◆ EXERCISE OBJECTIVE: Pull each line holding "name" out of the entries below.

◆ THE RECORDS:
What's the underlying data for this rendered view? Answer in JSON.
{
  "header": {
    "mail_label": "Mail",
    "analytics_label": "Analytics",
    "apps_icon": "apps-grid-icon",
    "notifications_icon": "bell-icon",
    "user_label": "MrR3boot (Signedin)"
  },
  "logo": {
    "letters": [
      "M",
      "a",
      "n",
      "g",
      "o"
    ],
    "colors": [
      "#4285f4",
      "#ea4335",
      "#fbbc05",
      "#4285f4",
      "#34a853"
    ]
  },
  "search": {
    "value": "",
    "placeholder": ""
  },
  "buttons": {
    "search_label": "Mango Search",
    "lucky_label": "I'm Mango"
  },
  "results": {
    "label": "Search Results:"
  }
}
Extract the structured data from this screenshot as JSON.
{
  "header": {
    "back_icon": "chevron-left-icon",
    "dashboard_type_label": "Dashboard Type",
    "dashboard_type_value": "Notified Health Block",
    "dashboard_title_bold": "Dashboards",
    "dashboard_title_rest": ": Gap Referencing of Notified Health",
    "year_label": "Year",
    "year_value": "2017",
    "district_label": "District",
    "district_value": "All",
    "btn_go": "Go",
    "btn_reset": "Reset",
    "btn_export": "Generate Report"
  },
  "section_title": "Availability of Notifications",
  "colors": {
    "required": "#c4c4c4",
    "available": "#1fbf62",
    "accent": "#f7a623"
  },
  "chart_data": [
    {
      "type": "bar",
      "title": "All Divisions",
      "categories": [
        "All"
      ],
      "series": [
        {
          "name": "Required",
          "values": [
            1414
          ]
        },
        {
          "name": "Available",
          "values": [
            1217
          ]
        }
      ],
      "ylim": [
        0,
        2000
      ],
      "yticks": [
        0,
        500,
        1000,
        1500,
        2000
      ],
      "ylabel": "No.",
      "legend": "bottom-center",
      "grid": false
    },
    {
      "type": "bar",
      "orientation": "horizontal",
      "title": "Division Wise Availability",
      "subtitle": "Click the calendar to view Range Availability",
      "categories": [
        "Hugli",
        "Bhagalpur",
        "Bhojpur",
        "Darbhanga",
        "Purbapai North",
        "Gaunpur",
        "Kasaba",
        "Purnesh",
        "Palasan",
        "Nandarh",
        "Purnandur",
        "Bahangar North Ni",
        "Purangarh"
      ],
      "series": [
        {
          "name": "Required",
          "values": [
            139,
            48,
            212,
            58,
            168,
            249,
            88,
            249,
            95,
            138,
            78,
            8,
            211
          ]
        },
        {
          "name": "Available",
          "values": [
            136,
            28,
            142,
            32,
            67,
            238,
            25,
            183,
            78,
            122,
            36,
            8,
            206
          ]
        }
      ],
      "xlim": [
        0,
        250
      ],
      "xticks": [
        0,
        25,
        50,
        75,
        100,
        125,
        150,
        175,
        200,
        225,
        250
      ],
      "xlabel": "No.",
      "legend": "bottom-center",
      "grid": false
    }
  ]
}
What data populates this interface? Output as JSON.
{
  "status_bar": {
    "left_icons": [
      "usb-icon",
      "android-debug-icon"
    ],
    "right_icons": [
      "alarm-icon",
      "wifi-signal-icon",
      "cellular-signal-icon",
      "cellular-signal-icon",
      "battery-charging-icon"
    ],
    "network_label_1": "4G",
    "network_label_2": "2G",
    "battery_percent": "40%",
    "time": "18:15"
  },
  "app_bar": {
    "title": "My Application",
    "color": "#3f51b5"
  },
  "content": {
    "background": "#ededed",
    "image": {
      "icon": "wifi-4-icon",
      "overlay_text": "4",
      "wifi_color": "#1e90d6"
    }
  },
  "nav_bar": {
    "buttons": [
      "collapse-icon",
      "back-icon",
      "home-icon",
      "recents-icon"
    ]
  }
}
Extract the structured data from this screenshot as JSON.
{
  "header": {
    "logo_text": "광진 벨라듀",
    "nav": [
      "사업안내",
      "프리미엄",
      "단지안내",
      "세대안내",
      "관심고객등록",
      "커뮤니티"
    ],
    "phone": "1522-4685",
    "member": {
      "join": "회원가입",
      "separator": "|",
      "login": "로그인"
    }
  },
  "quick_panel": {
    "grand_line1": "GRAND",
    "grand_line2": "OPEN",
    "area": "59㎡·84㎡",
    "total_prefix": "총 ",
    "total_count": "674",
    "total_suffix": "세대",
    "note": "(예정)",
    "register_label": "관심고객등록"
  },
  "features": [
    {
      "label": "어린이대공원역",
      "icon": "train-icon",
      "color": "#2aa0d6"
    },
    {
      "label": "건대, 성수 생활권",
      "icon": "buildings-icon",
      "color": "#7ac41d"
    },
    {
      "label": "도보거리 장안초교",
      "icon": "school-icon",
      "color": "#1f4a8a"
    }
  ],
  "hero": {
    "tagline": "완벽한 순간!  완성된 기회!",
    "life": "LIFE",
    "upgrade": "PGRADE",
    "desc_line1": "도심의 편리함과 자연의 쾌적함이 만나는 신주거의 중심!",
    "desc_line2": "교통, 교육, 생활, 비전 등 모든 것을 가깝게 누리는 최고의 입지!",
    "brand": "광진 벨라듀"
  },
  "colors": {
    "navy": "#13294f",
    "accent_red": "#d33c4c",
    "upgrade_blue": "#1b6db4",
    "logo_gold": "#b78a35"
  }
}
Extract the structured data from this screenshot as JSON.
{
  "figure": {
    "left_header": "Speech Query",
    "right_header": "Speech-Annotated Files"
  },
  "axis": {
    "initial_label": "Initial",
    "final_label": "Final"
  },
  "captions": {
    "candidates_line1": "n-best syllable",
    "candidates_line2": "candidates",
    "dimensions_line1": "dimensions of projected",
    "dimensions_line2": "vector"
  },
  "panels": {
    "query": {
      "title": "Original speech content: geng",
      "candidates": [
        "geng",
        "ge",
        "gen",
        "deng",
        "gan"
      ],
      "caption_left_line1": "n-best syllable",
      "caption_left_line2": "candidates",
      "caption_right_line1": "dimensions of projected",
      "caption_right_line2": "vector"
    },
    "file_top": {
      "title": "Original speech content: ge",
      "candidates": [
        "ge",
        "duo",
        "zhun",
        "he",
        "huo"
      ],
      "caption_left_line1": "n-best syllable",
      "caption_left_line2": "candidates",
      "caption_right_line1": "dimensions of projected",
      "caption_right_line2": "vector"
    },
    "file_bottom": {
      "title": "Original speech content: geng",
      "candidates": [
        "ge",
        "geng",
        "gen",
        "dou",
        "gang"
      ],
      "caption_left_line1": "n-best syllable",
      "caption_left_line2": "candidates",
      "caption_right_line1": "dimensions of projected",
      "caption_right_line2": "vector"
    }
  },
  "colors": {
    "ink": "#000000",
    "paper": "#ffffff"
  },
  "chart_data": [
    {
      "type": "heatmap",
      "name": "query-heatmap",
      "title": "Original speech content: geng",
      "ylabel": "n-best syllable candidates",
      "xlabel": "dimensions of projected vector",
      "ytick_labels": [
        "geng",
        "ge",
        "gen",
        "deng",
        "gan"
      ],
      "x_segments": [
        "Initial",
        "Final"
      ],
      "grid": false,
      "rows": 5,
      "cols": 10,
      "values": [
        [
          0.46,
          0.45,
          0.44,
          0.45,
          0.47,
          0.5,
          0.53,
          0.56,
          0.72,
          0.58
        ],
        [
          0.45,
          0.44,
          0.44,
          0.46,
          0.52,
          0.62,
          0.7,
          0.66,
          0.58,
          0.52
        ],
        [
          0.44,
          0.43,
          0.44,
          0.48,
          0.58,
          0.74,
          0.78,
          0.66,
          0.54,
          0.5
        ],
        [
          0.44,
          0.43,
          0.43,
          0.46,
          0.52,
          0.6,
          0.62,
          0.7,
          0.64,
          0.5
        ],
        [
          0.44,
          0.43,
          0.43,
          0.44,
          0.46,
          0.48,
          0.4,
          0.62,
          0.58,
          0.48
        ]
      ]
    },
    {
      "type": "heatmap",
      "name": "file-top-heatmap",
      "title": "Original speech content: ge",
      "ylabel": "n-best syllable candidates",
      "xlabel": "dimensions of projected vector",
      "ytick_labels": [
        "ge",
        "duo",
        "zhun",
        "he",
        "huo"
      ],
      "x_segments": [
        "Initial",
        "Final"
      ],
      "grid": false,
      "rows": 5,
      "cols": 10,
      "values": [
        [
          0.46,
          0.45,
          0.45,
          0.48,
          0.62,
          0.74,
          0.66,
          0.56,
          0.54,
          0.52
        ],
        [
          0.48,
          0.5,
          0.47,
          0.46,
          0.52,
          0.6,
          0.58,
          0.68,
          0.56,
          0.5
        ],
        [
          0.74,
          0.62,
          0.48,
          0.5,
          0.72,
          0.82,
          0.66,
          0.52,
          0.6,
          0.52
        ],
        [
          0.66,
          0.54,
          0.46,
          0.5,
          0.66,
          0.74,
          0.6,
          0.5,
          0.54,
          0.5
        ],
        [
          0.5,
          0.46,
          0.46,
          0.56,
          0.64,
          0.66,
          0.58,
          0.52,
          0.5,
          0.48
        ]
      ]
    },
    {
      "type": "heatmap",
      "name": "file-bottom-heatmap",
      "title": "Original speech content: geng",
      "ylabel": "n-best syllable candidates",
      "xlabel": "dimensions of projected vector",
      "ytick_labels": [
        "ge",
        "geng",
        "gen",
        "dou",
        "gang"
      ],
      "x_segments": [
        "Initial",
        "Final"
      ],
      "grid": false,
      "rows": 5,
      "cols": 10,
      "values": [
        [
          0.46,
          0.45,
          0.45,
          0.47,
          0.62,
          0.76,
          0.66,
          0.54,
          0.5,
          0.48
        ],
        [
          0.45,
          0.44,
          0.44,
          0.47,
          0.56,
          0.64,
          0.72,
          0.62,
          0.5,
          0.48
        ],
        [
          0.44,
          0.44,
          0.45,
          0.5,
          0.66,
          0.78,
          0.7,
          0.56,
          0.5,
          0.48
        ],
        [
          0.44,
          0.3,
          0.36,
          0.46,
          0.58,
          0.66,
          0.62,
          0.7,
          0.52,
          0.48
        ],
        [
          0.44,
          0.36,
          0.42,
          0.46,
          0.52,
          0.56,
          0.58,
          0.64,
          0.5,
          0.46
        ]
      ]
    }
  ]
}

◆ RESULT OF THIS TASK:
          "name": "Required",
          "name": "Available",
          "name": "Required",
          "name": "Available",
      "name": "query-heatmap",
      "name": "file-top-heatmap",
      "name": "file-bottom-heatmap",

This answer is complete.